## [MATERIAL SUPPLIED]
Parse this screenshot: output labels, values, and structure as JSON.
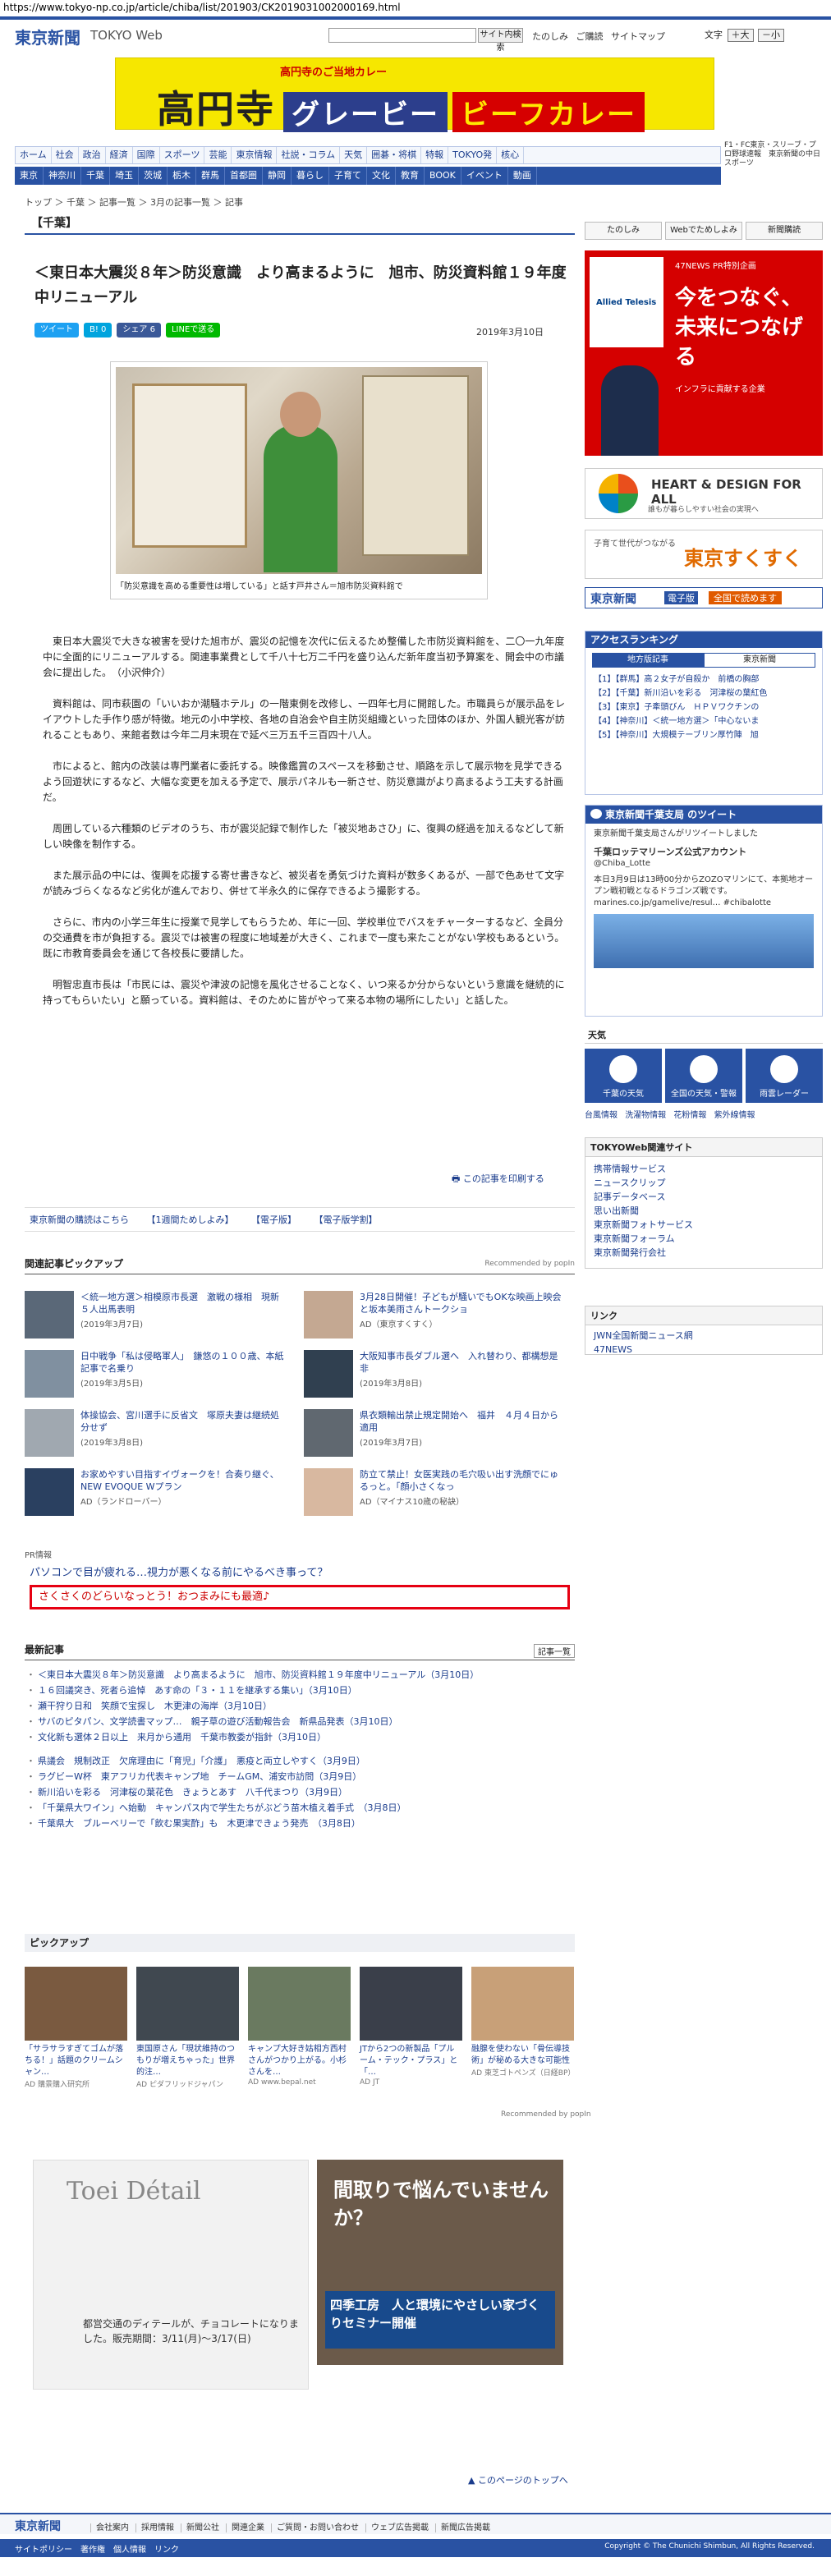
{
  "browser": {
    "url": "https://www.tokyo-np.co.jp/article/chiba/list/201903/CK2019031002000169.html"
  },
  "header": {
    "logo": "東京新聞",
    "logo_sub": "TOKYO Web",
    "search_button": "サイト内検索",
    "links": [
      "たのしみ",
      "ご購読",
      "サイトマップ"
    ],
    "font_size_label": "文字",
    "font_size_plus": "＋大",
    "font_size_minus": "－小"
  },
  "banner": {
    "sub": "高円寺のご当地カレー",
    "main": "高円寺",
    "chip1": "グレービー",
    "chip2": "ビーフカレー"
  },
  "nav_main": [
    "ホーム",
    "社会",
    "政治",
    "経済",
    "国際",
    "スポーツ",
    "芸能",
    "東京情報",
    "社説・コラム",
    "天気",
    "囲碁・将棋",
    "特報",
    "TOKYO発",
    "核心"
  ],
  "nav_right": "F1・FC東京・スリーブ・プロ野球速報　東京新聞の中日スポーツ",
  "nav_sub": [
    "東京",
    "神奈川",
    "千葉",
    "埼玉",
    "茨城",
    "栃木",
    "群馬",
    "首都圏",
    "静岡",
    "暮らし",
    "子育て",
    "文化",
    "教育",
    "BOOK",
    "イベント",
    "動画"
  ],
  "breadcrumb": "トップ ＞ 千葉 ＞ 記事一覧 ＞ 3月の記事一覧 ＞ 記事",
  "category": "【千葉】",
  "article": {
    "title": "＜東日本大震災８年＞防災意識　より高まるように　旭市、防災資料館１９年度中リニューアル",
    "date": "2019年3月10日",
    "share": {
      "tweet": "ツイート",
      "hatena": "B! 0",
      "facebook": "シェア 6",
      "line": "LINEで送る"
    },
    "caption": "「防災意識を高める重要性は増している」と話す戸井さん＝旭市防災資料館で",
    "paragraphs": [
      "東日本大震災で大きな被害を受けた旭市が、震災の記憶を次代に伝えるため整備した市防災資料館を、二〇一九年度中に全面的にリニューアルする。関連事業費として千八十七万二千円を盛り込んだ新年度当初予算案を、開会中の市議会に提出した。　（小沢伸介）",
      "資料館は、同市萩園の「いいおか潮騒ホテル」の一階東側を改修し、一四年七月に開館した。市職員らが展示品をレイアウトした手作り感が特徴。地元の小中学校、各地の自治会や自主防災組織といった団体のほか、外国人観光客が訪れることもあり、来館者数は今年二月末現在で延べ三万五千三百四十八人。",
      "市によると、館内の改装は専門業者に委託する。映像鑑賞のスペースを移動させ、順路を示して展示物を見学できるよう回遊状にするなど、大幅な変更を加える予定で、展示パネルも一新させ、防災意識がより高まるよう工夫する計画だ。",
      "周囲している六種類のビデオのうち、市が震災記録で制作した「被災地あさひ」に、復興の経過を加えるなどして新しい映像を制作する。",
      "また展示品の中には、復興を応援する寄せ書きなど、被災者を勇気づけた資料が数多くあるが、一部で色あせて文字が読みづらくなるなど劣化が進んでおり、併せて半永久的に保存できるよう撮影する。",
      "さらに、市内の小学三年生に授業で見学してもらうため、年に一回、学校単位でバスをチャーターするなど、全員分の交通費を市が負担する。震災では被害の程度に地域差が大きく、これまで一度も来たことがない学校もあるという。既に市教育委員会を通じて各校長に要請した。",
      "明智忠直市長は「市民には、震災や津波の記憶を風化させることなく、いつ来るか分からないという意識を継続的に持ってもらいたい」と願っている。資料館は、そのために皆がやって来る本物の場所にしたい」と話した。"
    ]
  },
  "print_label": "この記事を印刷する",
  "subscribe_links": [
    "東京新聞の購読はこちら",
    "【1週間ためしよみ】",
    "【電子版】",
    "【電子版学割】"
  ],
  "pickup": {
    "heading": "関連記事ピックアップ",
    "recommended": "Recommended by popIn",
    "items": [
      {
        "title": "＜統一地方選＞相模原市長選　激戦の様相　現新５人出馬表明",
        "sub": "(2019年3月7日)"
      },
      {
        "title": "3月28日開催！子どもが騒いでもOKな映画上映会と坂本美雨さんトークショ",
        "sub": "AD（東京すくすく）"
      },
      {
        "title": "日中戦争「私は侵略軍人」　鎌悠の１００歳、本紙記事で名乗り",
        "sub": "(2019年3月5日)"
      },
      {
        "title": "大阪知事市長ダブル選へ　入れ替わり、都構想是非",
        "sub": "(2019年3月8日)"
      },
      {
        "title": "体操協会、宮川選手に反省文　塚原夫妻は継続処分せず",
        "sub": "(2019年3月8日)"
      },
      {
        "title": "県衣類輸出禁止規定開始へ　福井　４月４日から適用",
        "sub": "(2019年3月7日)"
      },
      {
        "title": "お家めやすい目指すイヴォークを！合奏り継ぐ、NEW EVOQUE Wプラン",
        "sub": "AD（ランドローバー）"
      },
      {
        "title": "防立て禁止！女医実践の毛穴吸い出す洗顔でにゅるっと。「顔小さくなっ",
        "sub": "AD（マイナス10歳の秘訣）"
      }
    ]
  },
  "pr": {
    "label": "PR情報",
    "item1": "パソコンで目が疲れる…視力が悪くなる前にやるべき事って？",
    "item2": "さくさくのどらいなっとう！おつまみにも最適♪"
  },
  "latest": {
    "heading": "最新記事",
    "more": "記事一覧",
    "group1": [
      "＜東日本大震災８年＞防災意識　より高まるように　旭市、防災資料館１９年度中リニューアル（3月10日）",
      "１６回議突き、死者ら追悼　あす命の「３・１１を継承する集い」（3月10日）",
      "瀬干狩り日和　笑顔で宝探し　木更津の海岸（3月10日）",
      "サバのピタパン、文学読書マップ…　親子草の遊び活動報告会　新県品発表（3月10日）",
      "文化新も選体２日以上　来月から通用　千葉市教委が指針（3月10日）"
    ],
    "group2": [
      "県議会　規制改正　欠席理由に「育児」「介護」　悪疫と両立しやすく（3月9日）",
      "ラグビーW杯　東アフリカ代表キャンプ地　チームGM、浦安市訪問（3月9日）",
      "新川沿いを彩る　河津桜の葉花色　きょうとあす　八千代まつり（3月9日）",
      "「千葉県大ワイン」へ始動　キャンパス内で学生たちがぶどう苗木植え着手式　（3月8日）",
      "千葉県大　ブルーベリーで「飲む果実酢」も　木更津できょう発売　（3月8日）"
    ]
  },
  "pickup2": {
    "heading": "ピックアップ",
    "recommended": "Recommended by popIn",
    "items": [
      {
        "title": "「サラサラすぎてゴムが落ちる！」話題のクリームシャン…",
        "sub": "AD 購景購入研究所"
      },
      {
        "title": "東国原さん「現状維持のつもりが増えちゃった」世界的注…",
        "sub": "AD ピダフリッドジャパン"
      },
      {
        "title": "キャンプ大好き姑相方西村さんがつかり上がる。小杉さんを…",
        "sub": "AD www.bepal.net"
      },
      {
        "title": "JTから2つの新製品「プルーム・テック・プラス」と「…",
        "sub": "AD JT"
      },
      {
        "title": "融腺を使わない「骨伝導技術」が秘める大きな可能性",
        "sub": "AD 東芝ゴトペンズ（日経BP）"
      }
    ]
  },
  "ads": {
    "toei_logo": "Toei Détail",
    "toei_copy": "都営交通のディテールが、チョコレートになりました。販売期間：3/11(月)～3/17(日)",
    "house_copy": "間取りで悩んでいませんか？",
    "house_box": "四季工房　人と環境にやさしい家づくりセミナー開催"
  },
  "page_top": "このページのトップへ",
  "footer": {
    "logo": "東京新聞",
    "links": [
      "会社案内",
      "採用情報",
      "新聞公社",
      "関連企業",
      "ご質問・お問い合わせ",
      "ウェブ広告掲載",
      "新聞広告掲載"
    ],
    "links2": [
      "サイトポリシー",
      "著作権",
      "個人情報",
      "リンク"
    ],
    "copyright": "Copyright © The Chunichi Shimbun, All Rights Reserved."
  },
  "sidebar": {
    "tabs": [
      "たのしみ",
      "Webでためしよみ",
      "新聞購読"
    ],
    "ad47": {
      "logo": "Allied Telesis",
      "head": "47NEWS PR特別企画",
      "big": "今をつなぐ、未来につなげる",
      "small": "インフラに貢献する企業"
    },
    "heart": {
      "title": "HEART & DESIGN FOR ALL",
      "sub": "誰もが暮らしやすい社会の実現へ"
    },
    "sukusuku": {
      "copy": "子育て世代がつながる",
      "brand": "東京すくすく"
    },
    "denshi": {
      "brand": "東京新聞",
      "label": "電子版",
      "cta": "全国で読めます"
    },
    "ranking": {
      "heading": "アクセスランキング",
      "tab_on": "地方版記事",
      "tab_off": "東京新聞",
      "items": [
        "【1】【群馬】高２女子が自殺か　前橋の胸部",
        "【2】【千葉】新川沿いを彩る　河津桜の葉紅色",
        "【3】【東京】子牽頭びん　ＨＰＶワクチンの",
        "【4】【神奈川】＜統一地方選＞「中心ないま",
        "【5】【神奈川】大規模テーブリン厚竹陣　旭"
      ]
    },
    "twitter": {
      "heading": "東京新聞千葉支局 のツイート",
      "retweet": "東京新聞千葉支局さんがリツイートしました",
      "account": "千葉ロッテマリーンズ公式アカウント",
      "handle": "@Chiba_Lotte",
      "text": "本日3月9日は13時00分からZOZOマリンにて、本拠地オープン戦初戦となるドラゴンズ戦です。marines.co.jp/gamelive/resul… #chibalotte"
    },
    "weather": {
      "heading": "天気",
      "buttons": [
        "千葉の天気",
        "全国の天気・警報",
        "雨雲レーダー"
      ],
      "links": [
        "台風情報",
        "洗濯物情報",
        "花粉情報",
        "紫外線情報"
      ]
    },
    "related_sites": {
      "heading": "TOKYOWeb関連サイト",
      "items": [
        "携帯情報サービス",
        "ニュースクリップ",
        "記事データベース",
        "思い出新聞",
        "東京新聞フォトサービス",
        "東京新聞フォーラム",
        "東京新聞発行会社"
      ]
    },
    "links": {
      "heading": "リンク",
      "items": [
        "JWN全国新聞ニュース網",
        "47NEWS"
      ]
    }
  }
}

## [PROBLEM TO WORK ON]
Pull out every line of the records above that contains the word "article".

## [ANSWER TO THIS TASK]
    "url": "https://www.tokyo-np.co.jp/article/chiba/list/201903/CK2019031002000169.html"
  "article": {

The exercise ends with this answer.